[Records from a collection]

════════════════════

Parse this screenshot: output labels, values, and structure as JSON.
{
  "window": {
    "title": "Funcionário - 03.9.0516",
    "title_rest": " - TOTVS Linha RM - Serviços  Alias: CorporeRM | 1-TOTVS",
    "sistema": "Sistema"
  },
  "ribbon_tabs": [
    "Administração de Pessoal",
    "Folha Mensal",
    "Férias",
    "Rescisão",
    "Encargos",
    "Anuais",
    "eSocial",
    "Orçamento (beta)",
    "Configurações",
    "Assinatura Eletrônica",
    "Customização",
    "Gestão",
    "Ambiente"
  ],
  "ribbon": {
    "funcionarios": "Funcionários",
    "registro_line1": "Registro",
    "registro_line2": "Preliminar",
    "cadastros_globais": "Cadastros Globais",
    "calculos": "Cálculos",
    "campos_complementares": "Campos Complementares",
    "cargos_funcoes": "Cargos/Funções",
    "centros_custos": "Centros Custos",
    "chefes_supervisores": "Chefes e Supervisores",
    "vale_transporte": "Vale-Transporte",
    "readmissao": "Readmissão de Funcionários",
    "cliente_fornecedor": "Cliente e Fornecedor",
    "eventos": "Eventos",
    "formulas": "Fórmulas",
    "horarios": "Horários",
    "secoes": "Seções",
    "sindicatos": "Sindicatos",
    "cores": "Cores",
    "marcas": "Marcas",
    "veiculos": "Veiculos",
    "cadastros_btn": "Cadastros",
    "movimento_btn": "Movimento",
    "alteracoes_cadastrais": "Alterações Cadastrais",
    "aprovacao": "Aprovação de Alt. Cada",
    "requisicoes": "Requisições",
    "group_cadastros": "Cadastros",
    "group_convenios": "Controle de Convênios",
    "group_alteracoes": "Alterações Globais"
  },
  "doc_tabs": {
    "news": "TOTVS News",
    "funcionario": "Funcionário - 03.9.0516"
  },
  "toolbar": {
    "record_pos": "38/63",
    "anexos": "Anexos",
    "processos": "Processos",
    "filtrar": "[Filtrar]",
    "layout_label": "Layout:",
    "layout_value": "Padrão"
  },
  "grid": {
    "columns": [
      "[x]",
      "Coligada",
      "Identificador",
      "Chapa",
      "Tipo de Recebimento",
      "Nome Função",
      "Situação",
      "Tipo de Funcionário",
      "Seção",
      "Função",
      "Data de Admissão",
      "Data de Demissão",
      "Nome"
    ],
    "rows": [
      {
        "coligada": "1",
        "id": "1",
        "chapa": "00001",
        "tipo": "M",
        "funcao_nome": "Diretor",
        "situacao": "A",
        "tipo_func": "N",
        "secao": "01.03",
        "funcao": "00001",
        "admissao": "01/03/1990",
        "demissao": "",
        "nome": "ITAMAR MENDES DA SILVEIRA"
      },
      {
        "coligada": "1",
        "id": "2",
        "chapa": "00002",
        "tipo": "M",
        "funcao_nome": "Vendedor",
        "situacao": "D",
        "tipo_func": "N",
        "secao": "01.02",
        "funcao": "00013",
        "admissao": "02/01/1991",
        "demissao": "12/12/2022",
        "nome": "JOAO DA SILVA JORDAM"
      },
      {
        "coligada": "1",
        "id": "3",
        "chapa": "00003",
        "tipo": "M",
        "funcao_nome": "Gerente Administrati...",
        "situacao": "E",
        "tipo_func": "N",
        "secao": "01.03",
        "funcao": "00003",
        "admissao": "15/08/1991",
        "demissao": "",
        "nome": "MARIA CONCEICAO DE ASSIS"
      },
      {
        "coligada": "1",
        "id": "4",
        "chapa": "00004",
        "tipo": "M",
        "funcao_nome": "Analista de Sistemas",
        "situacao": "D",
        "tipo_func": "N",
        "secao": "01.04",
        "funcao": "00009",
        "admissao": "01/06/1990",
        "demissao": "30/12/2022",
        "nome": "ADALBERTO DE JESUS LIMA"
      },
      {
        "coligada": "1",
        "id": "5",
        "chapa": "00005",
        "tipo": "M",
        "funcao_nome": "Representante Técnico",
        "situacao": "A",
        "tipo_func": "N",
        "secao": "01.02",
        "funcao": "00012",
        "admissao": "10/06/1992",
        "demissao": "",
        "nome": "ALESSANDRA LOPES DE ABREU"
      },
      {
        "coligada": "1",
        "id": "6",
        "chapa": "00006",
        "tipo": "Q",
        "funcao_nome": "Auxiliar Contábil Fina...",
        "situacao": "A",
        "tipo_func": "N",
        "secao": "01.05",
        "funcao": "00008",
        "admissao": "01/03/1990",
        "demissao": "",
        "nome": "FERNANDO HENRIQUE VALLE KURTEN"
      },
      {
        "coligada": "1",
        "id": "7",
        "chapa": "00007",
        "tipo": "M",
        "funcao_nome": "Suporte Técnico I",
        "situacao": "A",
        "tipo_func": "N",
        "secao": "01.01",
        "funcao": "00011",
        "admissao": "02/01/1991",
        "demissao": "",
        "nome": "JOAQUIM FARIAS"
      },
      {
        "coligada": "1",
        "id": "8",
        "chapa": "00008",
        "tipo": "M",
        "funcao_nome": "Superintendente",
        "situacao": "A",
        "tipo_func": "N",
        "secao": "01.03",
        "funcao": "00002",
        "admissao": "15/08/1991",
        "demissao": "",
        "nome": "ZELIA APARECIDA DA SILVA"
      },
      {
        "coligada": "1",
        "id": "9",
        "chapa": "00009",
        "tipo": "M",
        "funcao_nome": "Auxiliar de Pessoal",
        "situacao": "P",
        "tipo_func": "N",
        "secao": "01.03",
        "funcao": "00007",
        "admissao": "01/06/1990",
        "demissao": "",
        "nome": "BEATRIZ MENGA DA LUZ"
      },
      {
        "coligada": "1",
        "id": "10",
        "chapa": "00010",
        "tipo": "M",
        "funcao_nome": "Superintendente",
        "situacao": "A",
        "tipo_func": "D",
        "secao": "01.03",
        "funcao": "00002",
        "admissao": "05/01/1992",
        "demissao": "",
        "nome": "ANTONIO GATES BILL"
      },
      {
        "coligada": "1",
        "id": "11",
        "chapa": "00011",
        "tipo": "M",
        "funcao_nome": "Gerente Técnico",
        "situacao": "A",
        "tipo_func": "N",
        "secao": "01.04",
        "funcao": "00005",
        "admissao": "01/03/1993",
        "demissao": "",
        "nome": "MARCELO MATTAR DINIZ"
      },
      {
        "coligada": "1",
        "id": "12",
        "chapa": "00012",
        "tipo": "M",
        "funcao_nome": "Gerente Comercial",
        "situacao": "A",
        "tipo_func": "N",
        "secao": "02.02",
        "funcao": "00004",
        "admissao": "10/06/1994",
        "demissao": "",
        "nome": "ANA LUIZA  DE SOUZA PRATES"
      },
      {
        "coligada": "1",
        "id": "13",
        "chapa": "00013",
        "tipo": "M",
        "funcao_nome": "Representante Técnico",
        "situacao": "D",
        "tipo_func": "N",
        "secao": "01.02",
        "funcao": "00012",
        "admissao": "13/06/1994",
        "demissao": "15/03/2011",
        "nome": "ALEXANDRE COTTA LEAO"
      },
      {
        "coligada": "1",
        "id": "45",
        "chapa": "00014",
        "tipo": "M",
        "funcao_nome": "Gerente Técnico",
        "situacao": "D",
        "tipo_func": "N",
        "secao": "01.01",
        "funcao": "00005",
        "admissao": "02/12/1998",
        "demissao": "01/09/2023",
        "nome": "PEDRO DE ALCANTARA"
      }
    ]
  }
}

════════════════════

## PROBLEM REQUIREMENTS
Extract each line holding the string "Gerente".

## FULL RESPONSE
        "funcao_nome": "Gerente Administrati...",
        "funcao_nome": "Gerente Técnico",
        "funcao_nome": "Gerente Comercial",
        "funcao_nome": "Gerente Técnico",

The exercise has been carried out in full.